:: What you will do ::
Write out the whole of the material exactly.

[Stored data entries]
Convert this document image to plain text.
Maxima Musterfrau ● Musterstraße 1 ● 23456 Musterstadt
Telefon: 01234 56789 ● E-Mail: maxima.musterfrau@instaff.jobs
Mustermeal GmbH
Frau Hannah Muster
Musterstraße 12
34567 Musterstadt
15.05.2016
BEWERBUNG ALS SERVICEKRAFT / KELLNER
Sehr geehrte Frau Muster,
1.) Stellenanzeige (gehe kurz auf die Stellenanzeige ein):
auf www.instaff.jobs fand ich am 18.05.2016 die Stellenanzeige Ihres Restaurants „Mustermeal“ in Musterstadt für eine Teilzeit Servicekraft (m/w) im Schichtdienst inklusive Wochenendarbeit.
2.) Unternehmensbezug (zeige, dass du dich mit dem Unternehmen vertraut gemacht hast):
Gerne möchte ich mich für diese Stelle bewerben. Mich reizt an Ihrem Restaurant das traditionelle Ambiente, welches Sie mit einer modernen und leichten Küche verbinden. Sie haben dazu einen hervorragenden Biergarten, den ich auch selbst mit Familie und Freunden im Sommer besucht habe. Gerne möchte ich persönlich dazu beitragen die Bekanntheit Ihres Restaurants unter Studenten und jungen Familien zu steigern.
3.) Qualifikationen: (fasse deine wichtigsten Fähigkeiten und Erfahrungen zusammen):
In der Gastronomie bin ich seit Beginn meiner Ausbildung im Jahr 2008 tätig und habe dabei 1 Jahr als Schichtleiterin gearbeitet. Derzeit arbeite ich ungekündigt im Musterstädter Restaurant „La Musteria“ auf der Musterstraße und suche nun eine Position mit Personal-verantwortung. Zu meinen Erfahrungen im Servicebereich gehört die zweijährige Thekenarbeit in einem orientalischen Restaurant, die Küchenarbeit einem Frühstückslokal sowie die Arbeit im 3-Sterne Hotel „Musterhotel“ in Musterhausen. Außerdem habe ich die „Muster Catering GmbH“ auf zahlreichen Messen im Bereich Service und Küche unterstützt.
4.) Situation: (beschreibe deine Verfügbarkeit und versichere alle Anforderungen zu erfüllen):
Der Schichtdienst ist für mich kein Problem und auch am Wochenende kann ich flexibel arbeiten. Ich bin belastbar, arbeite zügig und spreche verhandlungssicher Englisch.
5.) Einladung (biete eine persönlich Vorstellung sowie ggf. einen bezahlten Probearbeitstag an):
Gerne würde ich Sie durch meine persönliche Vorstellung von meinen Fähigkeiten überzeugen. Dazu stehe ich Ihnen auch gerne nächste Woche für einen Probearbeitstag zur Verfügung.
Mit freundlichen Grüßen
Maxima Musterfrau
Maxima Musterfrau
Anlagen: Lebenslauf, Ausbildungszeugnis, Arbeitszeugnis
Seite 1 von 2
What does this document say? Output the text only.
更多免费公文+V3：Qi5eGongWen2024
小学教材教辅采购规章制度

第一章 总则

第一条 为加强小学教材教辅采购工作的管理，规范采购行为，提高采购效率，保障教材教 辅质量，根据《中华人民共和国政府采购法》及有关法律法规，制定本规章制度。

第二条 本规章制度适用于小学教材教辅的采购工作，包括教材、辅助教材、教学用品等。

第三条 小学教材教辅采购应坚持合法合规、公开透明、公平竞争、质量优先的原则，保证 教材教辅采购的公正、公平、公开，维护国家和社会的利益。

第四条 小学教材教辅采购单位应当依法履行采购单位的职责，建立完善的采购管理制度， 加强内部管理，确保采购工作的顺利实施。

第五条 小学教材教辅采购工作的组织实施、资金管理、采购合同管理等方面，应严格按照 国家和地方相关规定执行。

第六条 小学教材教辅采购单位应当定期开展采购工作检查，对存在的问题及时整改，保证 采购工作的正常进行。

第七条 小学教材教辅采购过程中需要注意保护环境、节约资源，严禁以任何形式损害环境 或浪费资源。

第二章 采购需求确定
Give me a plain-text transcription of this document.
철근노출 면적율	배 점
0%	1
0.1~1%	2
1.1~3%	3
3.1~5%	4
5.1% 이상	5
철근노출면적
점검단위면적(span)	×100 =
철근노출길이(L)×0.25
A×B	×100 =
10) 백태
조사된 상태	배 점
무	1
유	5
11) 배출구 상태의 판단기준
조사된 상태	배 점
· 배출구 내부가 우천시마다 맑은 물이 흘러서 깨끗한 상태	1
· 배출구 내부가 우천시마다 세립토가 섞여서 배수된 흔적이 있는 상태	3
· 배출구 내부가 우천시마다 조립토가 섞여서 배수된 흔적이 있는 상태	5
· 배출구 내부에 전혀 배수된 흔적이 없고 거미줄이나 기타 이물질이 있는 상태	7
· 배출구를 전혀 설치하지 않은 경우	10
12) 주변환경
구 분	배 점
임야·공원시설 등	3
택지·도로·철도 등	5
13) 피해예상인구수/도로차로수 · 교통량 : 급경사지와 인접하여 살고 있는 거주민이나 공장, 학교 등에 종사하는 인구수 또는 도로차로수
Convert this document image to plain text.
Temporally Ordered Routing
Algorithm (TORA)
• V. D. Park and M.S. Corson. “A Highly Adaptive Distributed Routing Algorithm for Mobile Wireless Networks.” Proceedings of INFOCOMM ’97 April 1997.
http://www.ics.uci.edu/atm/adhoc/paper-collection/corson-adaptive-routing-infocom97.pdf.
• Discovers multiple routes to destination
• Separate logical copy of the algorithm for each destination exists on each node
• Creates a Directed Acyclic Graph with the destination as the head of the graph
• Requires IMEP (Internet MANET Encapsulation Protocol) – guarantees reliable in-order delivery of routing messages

:: Finished task ::
Convert this document image to plain text.
Maxima Musterfrau ● Musterstraße 1 ● 23456 Musterstadt
Telefon: 01234 56789 ● E-Mail: maxima.musterfrau@instaff.jobs
Mustermeal GmbH
Frau Hannah Muster
Musterstraße 12
34567 Musterstadt
15.05.2016
BEWERBUNG ALS SERVICEKRAFT / KELLNER
Sehr geehrte Frau Muster,
1.) Stellenanzeige (gehe kurz auf die Stellenanzeige ein):
auf www.instaff.jobs fand ich am 18.05.2016 die Stellenanzeige Ihres Restaurants „Mustermeal“ in Musterstadt für eine Teilzeit Servicekraft (m/w) im Schichtdienst inklusive Wochenendarbeit.
2.) Unternehmensbezug (zeige, dass du dich mit dem Unternehmen vertraut gemacht hast):
Gerne möchte ich mich für diese Stelle bewerben. Mich reizt an Ihrem Restaurant das traditionelle Ambiente, welches Sie mit einer modernen und leichten Küche verbinden. Sie haben dazu einen hervorragenden Biergarten, den ich auch selbst mit Familie und Freunden im Sommer besucht habe. Gerne möchte ich persönlich dazu beitragen die Bekanntheit Ihres Restaurants unter Studenten und jungen Familien zu steigern.
3.) Qualifikationen: (fasse deine wichtigsten Fähigkeiten und Erfahrungen zusammen):
In der Gastronomie bin ich seit Beginn meiner Ausbildung im Jahr 2008 tätig und habe dabei 1 Jahr als Schichtleiterin gearbeitet. Derzeit arbeite ich ungekündigt im Musterstädter Restaurant „La Musteria“ auf der Musterstraße und suche nun eine Position mit Personal-verantwortung. Zu meinen Erfahrungen im Servicebereich gehört die zweijährige Thekenarbeit in einem orientalischen Restaurant, die Küchenarbeit einem Frühstückslokal sowie die Arbeit im 3-Sterne Hotel „Musterhotel“ in Musterhausen. Außerdem habe ich die „Muster Catering GmbH“ auf zahlreichen Messen im Bereich Service und Küche unterstützt.
4.) Situation: (beschreibe deine Verfügbarkeit und versichere alle Anforderungen zu erfüllen):
Der Schichtdienst ist für mich kein Problem und auch am Wochenende kann ich flexibel arbeiten. Ich bin belastbar, arbeite zügig und spreche verhandlungssicher Englisch.
5.) Einladung (biete eine persönlich Vorstellung sowie ggf. einen bezahlten Probearbeitstag an):
Gerne würde ich Sie durch meine persönliche Vorstellung von meinen Fähigkeiten überzeugen. Dazu stehe ich Ihnen auch gerne nächste Woche für einen Probearbeitstag zur Verfügung.
Mit freundlichen Grüßen
Maxima Musterfrau
Maxima Musterfrau
Anlagen: Lebenslauf, Ausbildungszeugnis, Arbeitszeugnis
Seite 1 von 2
What does this document say? Output the text only.
更多免费公文+V3：Qi5eGongWen2024
小学教材教辅采购规章制度

第一章 总则

第一条 为加强小学教材教辅采购工作的管理，规范采购行为，提高采购效率，保障教材教 辅质量，根据《中华人民共和国政府采购法》及有关法律法规，制定本规章制度。

第二条 本规章制度适用于小学教材教辅的采购工作，包括教材、辅助教材、教学用品等。

第三条 小学教材教辅采购应坚持合法合规、公开透明、公平竞争、质量优先的原则，保证 教材教辅采购的公正、公平、公开，维护国家和社会的利益。

第四条 小学教材教辅采购单位应当依法履行采购单位的职责，建立完善的采购管理制度， 加强内部管理，确保采购工作的顺利实施。

第五条 小学教材教辅采购工作的组织实施、资金管理、采购合同管理等方面，应严格按照 国家和地方相关规定执行。

第六条 小学教材教辅采购单位应当定期开展采购工作检查，对存在的问题及时整改，保证 采购工作的正常进行。

第七条 小学教材教辅采购过程中需要注意保护环境、节约资源，严禁以任何形式损害环境 或浪费资源。

第二章 采购需求确定
Give me a plain-text transcription of this document.
철근노출 면적율	배 점
0%	1
0.1~1%	2
1.1~3%	3
3.1~5%	4
5.1% 이상	5
철근노출면적
점검단위면적(span)	×100 =
철근노출길이(L)×0.25
A×B	×100 =
10) 백태
조사된 상태	배 점
무	1
유	5
11) 배출구 상태의 판단기준
조사된 상태	배 점
· 배출구 내부가 우천시마다 맑은 물이 흘러서 깨끗한 상태	1
· 배출구 내부가 우천시마다 세립토가 섞여서 배수된 흔적이 있는 상태	3
· 배출구 내부가 우천시마다 조립토가 섞여서 배수된 흔적이 있는 상태	5
· 배출구 내부에 전혀 배수된 흔적이 없고 거미줄이나 기타 이물질이 있는 상태	7
· 배출구를 전혀 설치하지 않은 경우	10
12) 주변환경
구 분	배 점
임야·공원시설 등	3
택지·도로·철도 등	5
13) 피해예상인구수/도로차로수 · 교통량 : 급경사지와 인접하여 살고 있는 거주민이나 공장, 학교 등에 종사하는 인구수 또는 도로차로수
Convert this document image to plain text.
Temporally Ordered Routing
Algorithm (TORA)
• V. D. Park and M.S. Corson. “A Highly Adaptive Distributed Routing Algorithm for Mobile Wireless Networks.” Proceedings of INFOCOMM ’97 April 1997.
http://www.ics.uci.edu/atm/adhoc/paper-collection/corson-adaptive-routing-infocom97.pdf.
• Discovers multiple routes to destination
• Separate logical copy of the algorithm for each destination exists on each node
• Creates a Directed Acyclic Graph with the destination as the head of the graph
• Requires IMEP (Internet MANET Encapsulation Protocol) – guarantees reliable in-order delivery of routing messages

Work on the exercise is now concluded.